Copy all the entries word for word, but omit the pictures.

> _Given information_:

________________________________________

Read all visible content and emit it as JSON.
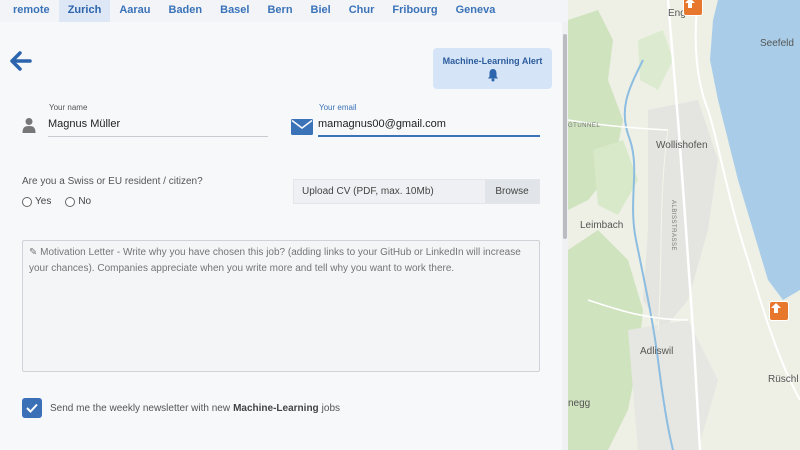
{
  "tabs": [
    {
      "label": "remote",
      "active": false
    },
    {
      "label": "Zurich",
      "active": true
    },
    {
      "label": "Aarau",
      "active": false
    },
    {
      "label": "Baden",
      "active": false
    },
    {
      "label": "Basel",
      "active": false
    },
    {
      "label": "Bern",
      "active": false
    },
    {
      "label": "Biel",
      "active": false
    },
    {
      "label": "Chur",
      "active": false
    },
    {
      "label": "Fribourg",
      "active": false
    },
    {
      "label": "Geneva",
      "active": false
    }
  ],
  "alert": {
    "label": "Machine-Learning Alert",
    "icon": "bell-icon"
  },
  "form": {
    "name_label": "Your name",
    "name_value": "Magnus Müller",
    "email_label": "Your email",
    "email_value": "mamagnus00@gmail.com",
    "residency_question": "Are you a Swiss or EU resident / citizen?",
    "residency_options": [
      "Yes",
      "No"
    ],
    "upload_placeholder": "Upload CV (PDF, max. 10Mb)",
    "browse_label": "Browse",
    "letter_placeholder": "✎ Motivation Letter - Write why you have chosen this job? (adding links to your GitHub or LinkedIn will increase your chances). Companies appreciate when you write more and tell why you want to work there.",
    "newsletter_prefix": "Send me the weekly newsletter with new",
    "newsletter_bold": "Machine-Learning",
    "newsletter_suffix": "jobs",
    "newsletter_checked": true
  },
  "map": {
    "labels": [
      "Enge",
      "Seefeld",
      "Wollishofen",
      "Leimbach",
      "Adliswil",
      "Rüschl",
      "negg",
      "GTUNNEL",
      "ALBISSTRASSE"
    ],
    "colors": {
      "lake": "#a9cde8",
      "forest": "#cfe3bf",
      "land": "#eef0e6",
      "pin": "#e8772e",
      "road": "#ffffff"
    }
  },
  "colors": {
    "accent": "#3b73b9",
    "alert_bg": "#d6e4f7"
  }
}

________________________________________

> _Solution to this task_:
Read all visible content and emit it as JSON.
{
  "tabs": [
    {
      "label": "remote",
      "active": false
    },
    {
      "label": "Zurich",
      "active": true
    },
    {
      "label": "Aarau",
      "active": false
    },
    {
      "label": "Baden",
      "active": false
    },
    {
      "label": "Basel",
      "active": false
    },
    {
      "label": "Bern",
      "active": false
    },
    {
      "label": "Biel",
      "active": false
    },
    {
      "label": "Chur",
      "active": false
    },
    {
      "label": "Fribourg",
      "active": false
    },
    {
      "label": "Geneva",
      "active": false
    }
  ],
  "alert": {
    "label": "Machine-Learning Alert",
    "icon": "bell-icon"
  },
  "form": {
    "name_label": "Your name",
    "name_value": "Magnus Müller",
    "email_label": "Your email",
    "email_value": "mamagnus00@gmail.com",
    "residency_question": "Are you a Swiss or EU resident / citizen?",
    "residency_options": [
      "Yes",
      "No"
    ],
    "upload_placeholder": "Upload CV (PDF, max. 10Mb)",
    "browse_label": "Browse",
    "letter_placeholder": "✎ Motivation Letter - Write why you have chosen this job? (adding links to your GitHub or LinkedIn will increase your chances). Companies appreciate when you write more and tell why you want to work there.",
    "newsletter_prefix": "Send me the weekly newsletter with new",
    "newsletter_bold": "Machine-Learning",
    "newsletter_suffix": "jobs",
    "newsletter_checked": true
  },
  "map": {
    "labels": [
      "Enge",
      "Seefeld",
      "Wollishofen",
      "Leimbach",
      "Adliswil",
      "Rüschl",
      "negg",
      "GTUNNEL",
      "ALBISSTRASSE"
    ],
    "colors": {
      "lake": "#a9cde8",
      "forest": "#cfe3bf",
      "land": "#eef0e6",
      "pin": "#e8772e",
      "road": "#ffffff"
    }
  },
  "colors": {
    "accent": "#3b73b9",
    "alert_bg": "#d6e4f7"
  }
}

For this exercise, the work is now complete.